* _DESCRIPTION OF THE TASK_:
Copy out each line that has "Number" in it.

* _EXERCISE MATERIAL_:
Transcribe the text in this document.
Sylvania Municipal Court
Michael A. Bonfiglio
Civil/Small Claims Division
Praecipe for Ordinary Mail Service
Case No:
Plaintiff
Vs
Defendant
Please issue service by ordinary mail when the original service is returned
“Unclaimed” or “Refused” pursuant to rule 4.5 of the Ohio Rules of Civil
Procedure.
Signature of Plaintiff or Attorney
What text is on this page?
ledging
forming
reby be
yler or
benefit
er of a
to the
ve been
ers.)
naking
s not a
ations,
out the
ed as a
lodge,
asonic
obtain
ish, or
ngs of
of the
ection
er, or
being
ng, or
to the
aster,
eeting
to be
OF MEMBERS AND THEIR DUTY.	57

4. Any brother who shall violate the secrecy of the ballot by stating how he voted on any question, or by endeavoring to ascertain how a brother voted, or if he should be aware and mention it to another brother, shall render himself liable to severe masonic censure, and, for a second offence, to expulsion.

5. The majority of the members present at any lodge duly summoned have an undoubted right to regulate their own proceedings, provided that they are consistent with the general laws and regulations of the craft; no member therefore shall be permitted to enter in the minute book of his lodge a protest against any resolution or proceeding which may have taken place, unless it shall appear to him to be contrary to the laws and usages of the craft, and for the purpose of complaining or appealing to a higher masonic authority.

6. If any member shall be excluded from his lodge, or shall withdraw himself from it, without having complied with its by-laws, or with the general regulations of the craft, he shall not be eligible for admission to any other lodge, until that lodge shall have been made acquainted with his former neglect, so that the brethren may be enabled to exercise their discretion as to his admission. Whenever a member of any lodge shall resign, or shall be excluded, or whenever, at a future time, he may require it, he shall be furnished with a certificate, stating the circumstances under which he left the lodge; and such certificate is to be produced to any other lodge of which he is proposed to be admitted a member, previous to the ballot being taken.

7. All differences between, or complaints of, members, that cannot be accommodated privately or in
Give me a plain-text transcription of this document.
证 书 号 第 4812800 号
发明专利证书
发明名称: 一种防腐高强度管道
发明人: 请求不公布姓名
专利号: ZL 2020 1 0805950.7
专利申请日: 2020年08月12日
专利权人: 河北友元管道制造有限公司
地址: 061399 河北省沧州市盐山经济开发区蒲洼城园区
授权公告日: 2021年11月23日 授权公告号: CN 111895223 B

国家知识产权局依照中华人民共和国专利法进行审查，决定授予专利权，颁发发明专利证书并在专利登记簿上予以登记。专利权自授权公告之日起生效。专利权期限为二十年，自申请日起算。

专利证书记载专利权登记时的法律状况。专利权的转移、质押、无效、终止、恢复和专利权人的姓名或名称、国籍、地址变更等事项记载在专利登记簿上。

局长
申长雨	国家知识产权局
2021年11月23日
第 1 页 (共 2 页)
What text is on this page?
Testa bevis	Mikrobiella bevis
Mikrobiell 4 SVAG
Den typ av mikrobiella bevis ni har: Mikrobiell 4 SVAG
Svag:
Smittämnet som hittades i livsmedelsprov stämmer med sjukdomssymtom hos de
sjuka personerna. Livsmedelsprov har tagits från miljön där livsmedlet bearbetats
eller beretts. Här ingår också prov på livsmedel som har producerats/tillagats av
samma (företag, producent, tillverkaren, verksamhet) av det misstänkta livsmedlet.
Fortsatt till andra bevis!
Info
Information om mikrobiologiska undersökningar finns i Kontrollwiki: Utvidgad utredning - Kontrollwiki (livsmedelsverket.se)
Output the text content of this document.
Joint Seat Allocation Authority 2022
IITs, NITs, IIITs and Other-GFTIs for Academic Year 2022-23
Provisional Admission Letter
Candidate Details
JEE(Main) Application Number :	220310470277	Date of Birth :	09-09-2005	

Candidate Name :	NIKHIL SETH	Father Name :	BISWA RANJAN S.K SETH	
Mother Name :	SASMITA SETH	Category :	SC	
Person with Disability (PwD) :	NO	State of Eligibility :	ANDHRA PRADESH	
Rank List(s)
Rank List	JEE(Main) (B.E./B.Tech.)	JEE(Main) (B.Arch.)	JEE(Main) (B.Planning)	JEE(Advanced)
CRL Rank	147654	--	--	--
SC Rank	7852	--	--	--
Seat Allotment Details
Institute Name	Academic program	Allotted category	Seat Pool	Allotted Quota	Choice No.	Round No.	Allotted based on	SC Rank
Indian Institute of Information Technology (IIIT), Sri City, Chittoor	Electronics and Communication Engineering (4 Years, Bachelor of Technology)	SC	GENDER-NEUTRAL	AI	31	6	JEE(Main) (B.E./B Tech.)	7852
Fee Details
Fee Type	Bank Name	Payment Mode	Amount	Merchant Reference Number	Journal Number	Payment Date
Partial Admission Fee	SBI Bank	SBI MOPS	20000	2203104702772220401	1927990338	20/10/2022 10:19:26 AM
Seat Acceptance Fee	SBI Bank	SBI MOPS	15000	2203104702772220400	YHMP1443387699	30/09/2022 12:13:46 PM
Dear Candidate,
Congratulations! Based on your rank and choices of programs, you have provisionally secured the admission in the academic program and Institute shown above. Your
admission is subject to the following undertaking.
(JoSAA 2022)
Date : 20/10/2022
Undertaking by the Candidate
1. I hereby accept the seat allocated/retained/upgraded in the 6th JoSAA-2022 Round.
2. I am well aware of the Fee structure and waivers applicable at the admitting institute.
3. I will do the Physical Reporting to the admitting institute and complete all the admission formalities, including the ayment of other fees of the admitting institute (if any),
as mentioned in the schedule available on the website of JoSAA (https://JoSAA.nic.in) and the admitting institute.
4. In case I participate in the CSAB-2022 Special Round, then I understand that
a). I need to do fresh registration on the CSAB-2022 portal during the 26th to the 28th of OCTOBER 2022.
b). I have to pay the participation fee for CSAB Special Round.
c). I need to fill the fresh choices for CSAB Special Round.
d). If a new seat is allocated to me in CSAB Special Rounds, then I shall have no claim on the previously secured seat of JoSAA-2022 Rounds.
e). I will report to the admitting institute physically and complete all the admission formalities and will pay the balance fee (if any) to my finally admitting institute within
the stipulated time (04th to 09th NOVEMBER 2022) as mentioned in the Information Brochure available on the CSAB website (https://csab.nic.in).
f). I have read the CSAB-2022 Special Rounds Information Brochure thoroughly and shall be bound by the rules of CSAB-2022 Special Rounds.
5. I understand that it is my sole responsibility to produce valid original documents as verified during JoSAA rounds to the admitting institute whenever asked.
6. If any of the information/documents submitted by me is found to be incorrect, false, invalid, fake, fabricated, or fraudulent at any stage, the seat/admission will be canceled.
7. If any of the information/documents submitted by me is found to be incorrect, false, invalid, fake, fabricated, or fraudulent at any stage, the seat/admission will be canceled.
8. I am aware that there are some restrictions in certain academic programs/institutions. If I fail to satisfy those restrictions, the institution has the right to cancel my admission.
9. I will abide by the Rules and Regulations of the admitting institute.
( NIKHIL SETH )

* _TASK RESULT_:
JEE(Main) Application Number :	220310470277	Date of Birth :	09-09-2005	
Fee Type	Bank Name	Payment Mode	Amount	Merchant Reference Number	Journal Number	Payment Date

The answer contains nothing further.